- _Provided data_
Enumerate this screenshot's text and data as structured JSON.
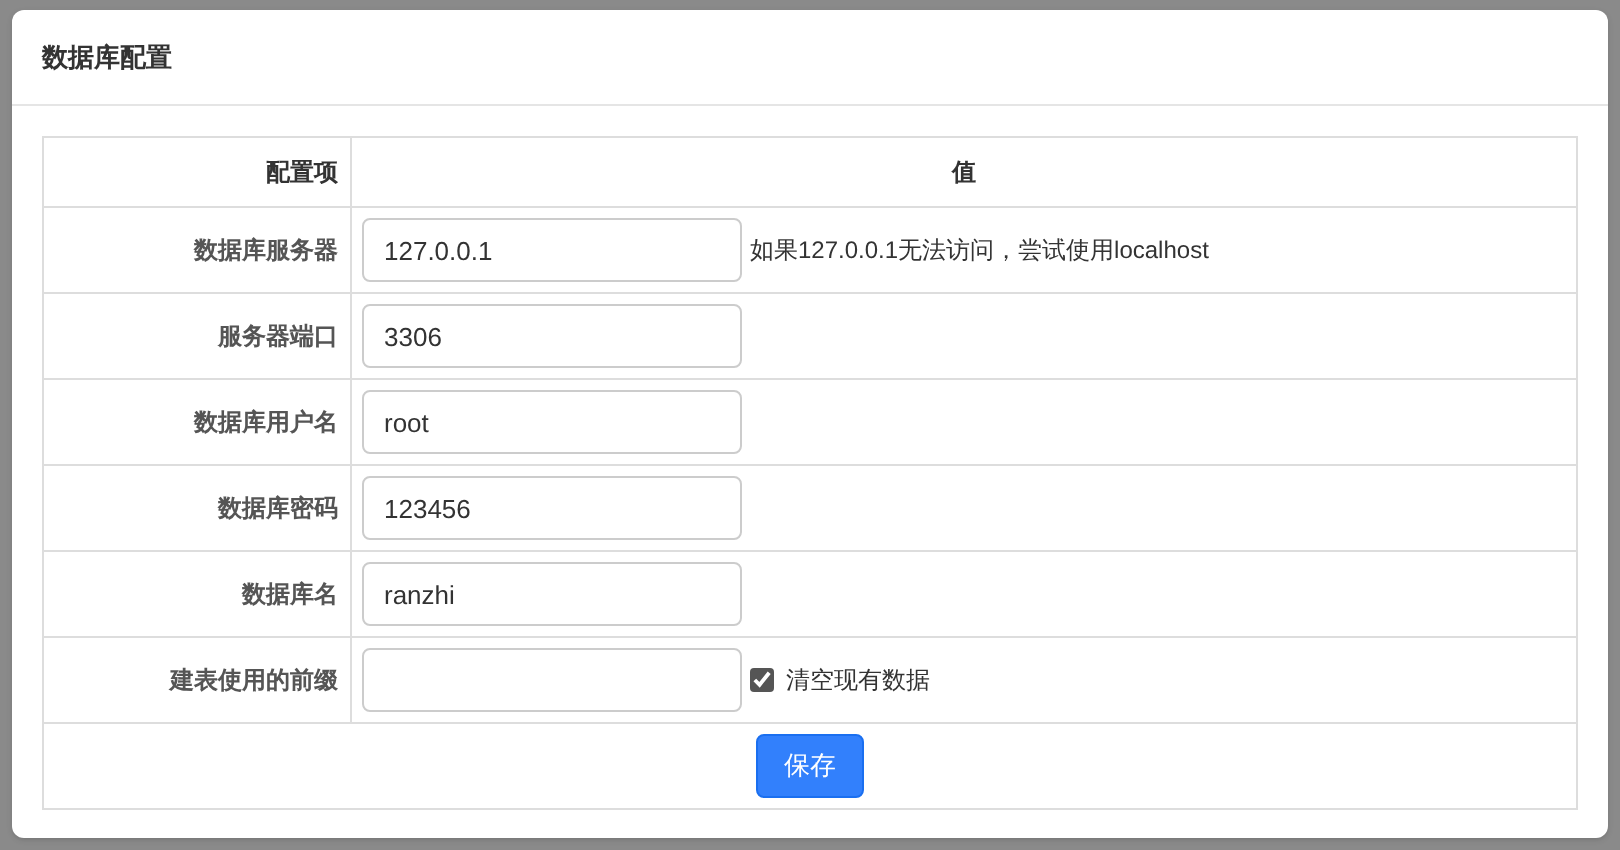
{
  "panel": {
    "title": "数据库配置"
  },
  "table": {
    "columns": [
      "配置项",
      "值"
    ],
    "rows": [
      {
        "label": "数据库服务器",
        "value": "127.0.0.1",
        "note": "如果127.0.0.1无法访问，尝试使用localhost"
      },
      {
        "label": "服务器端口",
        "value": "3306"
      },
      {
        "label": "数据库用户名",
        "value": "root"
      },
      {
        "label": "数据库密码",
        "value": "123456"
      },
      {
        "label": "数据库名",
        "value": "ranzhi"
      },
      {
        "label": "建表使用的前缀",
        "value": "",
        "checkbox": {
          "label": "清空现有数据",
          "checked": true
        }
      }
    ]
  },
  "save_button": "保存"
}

- _Directions_
Scan the material above. Return every line containing the string "value".

- _Complete response_
        "value": "127.0.0.1",
        "value": "3306"
        "value": "root"
        "value": "123456"
        "value": "ranzhi"
        "value": "",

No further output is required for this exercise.